Records from a data collection:
--*--

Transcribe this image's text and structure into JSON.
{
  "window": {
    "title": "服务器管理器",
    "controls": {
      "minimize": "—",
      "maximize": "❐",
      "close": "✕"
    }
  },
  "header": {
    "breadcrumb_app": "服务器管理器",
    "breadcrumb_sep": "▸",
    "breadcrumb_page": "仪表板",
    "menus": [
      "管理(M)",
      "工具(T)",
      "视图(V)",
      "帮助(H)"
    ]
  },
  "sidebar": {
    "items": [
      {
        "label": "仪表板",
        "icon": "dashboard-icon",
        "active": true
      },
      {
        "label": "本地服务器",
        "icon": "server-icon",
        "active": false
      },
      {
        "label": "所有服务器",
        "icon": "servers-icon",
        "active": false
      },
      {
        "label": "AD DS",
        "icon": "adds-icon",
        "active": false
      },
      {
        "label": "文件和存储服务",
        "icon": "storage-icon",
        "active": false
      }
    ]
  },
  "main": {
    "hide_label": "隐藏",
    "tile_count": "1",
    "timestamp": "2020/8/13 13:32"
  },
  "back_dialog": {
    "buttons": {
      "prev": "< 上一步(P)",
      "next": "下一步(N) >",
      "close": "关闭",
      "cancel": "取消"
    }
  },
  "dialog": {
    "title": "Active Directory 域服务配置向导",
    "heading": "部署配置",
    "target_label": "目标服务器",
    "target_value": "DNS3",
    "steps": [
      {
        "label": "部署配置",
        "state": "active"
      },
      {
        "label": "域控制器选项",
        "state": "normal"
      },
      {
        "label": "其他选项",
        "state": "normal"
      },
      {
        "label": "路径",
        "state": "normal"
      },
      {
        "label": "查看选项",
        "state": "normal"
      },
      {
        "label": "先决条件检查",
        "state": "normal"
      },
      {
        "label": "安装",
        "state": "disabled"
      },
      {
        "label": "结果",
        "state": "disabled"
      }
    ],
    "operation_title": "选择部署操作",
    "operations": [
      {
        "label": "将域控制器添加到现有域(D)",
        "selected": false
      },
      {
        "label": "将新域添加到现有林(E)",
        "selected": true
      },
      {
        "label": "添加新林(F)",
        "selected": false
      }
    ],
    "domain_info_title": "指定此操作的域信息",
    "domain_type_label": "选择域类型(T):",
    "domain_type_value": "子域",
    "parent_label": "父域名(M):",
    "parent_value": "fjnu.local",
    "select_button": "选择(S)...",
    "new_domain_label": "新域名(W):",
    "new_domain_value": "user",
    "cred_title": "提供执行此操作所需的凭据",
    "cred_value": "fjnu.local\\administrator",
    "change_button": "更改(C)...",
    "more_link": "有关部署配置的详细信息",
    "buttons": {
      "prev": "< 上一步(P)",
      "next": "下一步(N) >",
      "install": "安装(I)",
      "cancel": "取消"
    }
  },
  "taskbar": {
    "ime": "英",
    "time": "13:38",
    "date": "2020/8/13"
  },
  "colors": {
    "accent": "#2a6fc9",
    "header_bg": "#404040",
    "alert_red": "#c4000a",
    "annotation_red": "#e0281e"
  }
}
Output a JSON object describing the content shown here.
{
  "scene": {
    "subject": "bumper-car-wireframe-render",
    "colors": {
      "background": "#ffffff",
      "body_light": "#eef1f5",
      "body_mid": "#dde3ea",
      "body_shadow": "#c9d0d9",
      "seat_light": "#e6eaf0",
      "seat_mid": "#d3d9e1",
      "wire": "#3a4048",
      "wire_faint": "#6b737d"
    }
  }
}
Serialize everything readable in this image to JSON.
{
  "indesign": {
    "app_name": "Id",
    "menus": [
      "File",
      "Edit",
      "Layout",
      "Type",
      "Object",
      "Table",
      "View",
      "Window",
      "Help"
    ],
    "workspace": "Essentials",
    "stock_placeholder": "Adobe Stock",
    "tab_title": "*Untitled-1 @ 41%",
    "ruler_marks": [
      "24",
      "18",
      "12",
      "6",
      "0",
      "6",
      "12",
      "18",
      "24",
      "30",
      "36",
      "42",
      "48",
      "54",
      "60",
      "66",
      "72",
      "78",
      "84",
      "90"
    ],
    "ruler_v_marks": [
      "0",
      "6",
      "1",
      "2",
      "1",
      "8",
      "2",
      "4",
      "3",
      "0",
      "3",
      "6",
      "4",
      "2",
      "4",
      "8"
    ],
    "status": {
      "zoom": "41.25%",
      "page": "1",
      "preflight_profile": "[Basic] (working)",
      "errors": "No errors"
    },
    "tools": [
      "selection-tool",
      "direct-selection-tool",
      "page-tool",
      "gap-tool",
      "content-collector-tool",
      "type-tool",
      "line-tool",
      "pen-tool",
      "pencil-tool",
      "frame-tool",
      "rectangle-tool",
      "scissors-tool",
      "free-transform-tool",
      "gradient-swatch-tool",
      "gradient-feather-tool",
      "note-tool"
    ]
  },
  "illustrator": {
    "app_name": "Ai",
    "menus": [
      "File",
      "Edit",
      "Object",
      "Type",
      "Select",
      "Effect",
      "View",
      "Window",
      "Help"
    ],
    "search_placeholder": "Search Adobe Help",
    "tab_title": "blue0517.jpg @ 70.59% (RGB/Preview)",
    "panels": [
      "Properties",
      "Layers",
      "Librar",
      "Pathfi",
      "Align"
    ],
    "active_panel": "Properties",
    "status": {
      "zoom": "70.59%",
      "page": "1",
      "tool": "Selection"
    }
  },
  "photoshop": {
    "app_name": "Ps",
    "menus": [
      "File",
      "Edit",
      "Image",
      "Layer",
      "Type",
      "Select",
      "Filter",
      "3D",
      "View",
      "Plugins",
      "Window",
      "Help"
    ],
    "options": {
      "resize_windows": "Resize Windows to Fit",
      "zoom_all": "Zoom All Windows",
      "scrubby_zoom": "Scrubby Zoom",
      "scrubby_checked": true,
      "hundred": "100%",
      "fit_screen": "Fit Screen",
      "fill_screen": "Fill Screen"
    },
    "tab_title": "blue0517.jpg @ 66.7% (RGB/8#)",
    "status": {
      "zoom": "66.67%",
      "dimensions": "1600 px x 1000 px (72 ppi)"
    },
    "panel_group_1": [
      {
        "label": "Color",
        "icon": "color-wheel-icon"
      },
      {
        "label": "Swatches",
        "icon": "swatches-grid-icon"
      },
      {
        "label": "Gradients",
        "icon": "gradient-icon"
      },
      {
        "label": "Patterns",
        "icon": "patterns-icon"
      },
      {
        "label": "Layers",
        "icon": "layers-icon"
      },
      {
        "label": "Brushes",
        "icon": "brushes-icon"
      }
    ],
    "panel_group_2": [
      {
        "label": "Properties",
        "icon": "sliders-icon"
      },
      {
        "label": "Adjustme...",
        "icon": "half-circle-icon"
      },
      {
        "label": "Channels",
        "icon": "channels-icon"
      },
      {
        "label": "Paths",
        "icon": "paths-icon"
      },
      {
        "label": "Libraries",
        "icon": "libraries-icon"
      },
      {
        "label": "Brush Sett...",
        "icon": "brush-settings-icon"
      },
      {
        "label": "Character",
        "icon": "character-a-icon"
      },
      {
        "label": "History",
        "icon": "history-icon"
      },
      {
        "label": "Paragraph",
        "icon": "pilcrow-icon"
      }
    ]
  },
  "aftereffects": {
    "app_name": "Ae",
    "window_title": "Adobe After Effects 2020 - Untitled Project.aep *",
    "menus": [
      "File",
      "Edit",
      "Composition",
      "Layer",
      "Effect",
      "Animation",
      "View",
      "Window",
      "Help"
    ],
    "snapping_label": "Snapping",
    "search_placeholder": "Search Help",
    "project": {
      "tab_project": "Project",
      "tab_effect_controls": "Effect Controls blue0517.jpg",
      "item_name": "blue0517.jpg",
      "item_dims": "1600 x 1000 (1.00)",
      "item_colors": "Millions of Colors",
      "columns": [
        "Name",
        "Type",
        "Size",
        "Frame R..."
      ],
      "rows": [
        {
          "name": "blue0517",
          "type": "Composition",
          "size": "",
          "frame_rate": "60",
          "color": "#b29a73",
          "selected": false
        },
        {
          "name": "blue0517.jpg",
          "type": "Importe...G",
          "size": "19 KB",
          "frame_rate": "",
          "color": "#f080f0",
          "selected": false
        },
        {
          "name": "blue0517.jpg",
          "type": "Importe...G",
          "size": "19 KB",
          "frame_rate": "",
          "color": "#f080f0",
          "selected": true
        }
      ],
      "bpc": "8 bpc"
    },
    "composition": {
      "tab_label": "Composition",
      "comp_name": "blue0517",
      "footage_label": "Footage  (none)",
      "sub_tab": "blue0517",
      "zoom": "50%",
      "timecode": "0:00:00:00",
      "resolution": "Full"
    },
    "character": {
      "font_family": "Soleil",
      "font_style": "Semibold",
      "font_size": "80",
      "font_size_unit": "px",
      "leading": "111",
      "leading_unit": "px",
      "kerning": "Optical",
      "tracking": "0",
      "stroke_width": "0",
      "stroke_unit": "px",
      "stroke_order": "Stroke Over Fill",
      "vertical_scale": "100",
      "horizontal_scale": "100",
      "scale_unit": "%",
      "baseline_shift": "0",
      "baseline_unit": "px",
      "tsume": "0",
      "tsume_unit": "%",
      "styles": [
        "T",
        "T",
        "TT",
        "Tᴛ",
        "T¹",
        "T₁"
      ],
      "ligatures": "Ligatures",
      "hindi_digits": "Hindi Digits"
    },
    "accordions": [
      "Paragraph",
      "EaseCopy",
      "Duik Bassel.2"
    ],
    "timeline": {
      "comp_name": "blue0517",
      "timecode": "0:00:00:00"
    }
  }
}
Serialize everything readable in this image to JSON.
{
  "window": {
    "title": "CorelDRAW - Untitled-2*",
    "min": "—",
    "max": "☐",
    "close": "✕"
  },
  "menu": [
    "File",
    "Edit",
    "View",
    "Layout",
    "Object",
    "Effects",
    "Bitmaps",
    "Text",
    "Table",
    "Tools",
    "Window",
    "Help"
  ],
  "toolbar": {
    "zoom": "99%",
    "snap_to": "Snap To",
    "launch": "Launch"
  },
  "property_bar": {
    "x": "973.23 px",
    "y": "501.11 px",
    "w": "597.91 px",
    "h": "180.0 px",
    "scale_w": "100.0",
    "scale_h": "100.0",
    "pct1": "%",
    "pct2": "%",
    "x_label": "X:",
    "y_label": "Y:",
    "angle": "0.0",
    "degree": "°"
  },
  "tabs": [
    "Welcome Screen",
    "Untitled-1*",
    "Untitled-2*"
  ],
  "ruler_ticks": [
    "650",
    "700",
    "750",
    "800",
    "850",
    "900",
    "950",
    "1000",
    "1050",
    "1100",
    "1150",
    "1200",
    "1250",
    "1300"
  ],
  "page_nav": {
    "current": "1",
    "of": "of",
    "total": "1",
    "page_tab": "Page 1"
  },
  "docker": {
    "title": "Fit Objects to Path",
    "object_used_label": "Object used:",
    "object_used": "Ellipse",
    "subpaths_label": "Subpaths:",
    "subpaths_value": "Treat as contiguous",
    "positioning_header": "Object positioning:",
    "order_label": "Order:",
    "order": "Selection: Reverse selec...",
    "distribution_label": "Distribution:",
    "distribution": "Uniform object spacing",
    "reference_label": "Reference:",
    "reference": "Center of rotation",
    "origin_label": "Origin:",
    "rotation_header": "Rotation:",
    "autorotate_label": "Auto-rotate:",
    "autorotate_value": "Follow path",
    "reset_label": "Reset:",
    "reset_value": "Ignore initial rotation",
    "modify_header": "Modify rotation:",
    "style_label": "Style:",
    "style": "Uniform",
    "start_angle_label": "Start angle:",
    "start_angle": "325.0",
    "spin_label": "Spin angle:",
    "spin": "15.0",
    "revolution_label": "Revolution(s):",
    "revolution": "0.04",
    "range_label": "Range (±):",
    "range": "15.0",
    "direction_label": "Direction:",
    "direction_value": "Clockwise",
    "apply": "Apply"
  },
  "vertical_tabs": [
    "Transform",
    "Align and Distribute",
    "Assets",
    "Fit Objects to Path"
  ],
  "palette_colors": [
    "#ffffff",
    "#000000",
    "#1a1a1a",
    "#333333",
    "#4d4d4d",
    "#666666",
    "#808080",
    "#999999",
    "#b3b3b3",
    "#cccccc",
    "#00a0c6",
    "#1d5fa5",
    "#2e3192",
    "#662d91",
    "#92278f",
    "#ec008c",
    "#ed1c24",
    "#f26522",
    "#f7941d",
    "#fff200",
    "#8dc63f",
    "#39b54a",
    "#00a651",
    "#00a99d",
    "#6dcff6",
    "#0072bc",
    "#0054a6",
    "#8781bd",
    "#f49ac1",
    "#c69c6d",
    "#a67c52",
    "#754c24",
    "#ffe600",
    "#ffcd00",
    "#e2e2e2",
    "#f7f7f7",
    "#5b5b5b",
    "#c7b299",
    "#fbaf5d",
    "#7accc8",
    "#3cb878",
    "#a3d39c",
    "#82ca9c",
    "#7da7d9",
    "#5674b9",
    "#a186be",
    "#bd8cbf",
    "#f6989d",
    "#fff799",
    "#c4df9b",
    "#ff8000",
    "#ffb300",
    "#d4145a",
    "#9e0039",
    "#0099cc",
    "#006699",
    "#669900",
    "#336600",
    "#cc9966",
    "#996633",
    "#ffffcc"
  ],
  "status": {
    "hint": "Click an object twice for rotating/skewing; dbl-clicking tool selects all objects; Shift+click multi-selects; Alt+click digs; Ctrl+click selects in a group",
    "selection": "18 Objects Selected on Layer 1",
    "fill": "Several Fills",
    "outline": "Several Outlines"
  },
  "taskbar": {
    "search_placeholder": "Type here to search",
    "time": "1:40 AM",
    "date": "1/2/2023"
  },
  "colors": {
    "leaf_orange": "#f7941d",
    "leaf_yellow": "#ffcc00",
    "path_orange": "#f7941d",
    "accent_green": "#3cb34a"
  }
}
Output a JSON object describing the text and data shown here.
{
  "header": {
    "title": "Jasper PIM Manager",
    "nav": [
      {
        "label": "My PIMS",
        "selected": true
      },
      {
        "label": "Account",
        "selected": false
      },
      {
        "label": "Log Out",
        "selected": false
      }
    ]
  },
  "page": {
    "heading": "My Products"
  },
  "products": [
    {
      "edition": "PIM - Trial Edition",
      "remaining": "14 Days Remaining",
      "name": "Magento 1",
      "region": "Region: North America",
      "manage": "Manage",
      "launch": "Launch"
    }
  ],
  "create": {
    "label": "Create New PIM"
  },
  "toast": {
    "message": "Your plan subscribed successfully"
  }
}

--*--

> **YOUR INSTRUCTIONS**: Only lines with "Uniform" are wanted here; list each of them.

> **WRITTEN ANSWER**:
    "distribution": "Uniform object spacing",
    "style": "Uniform",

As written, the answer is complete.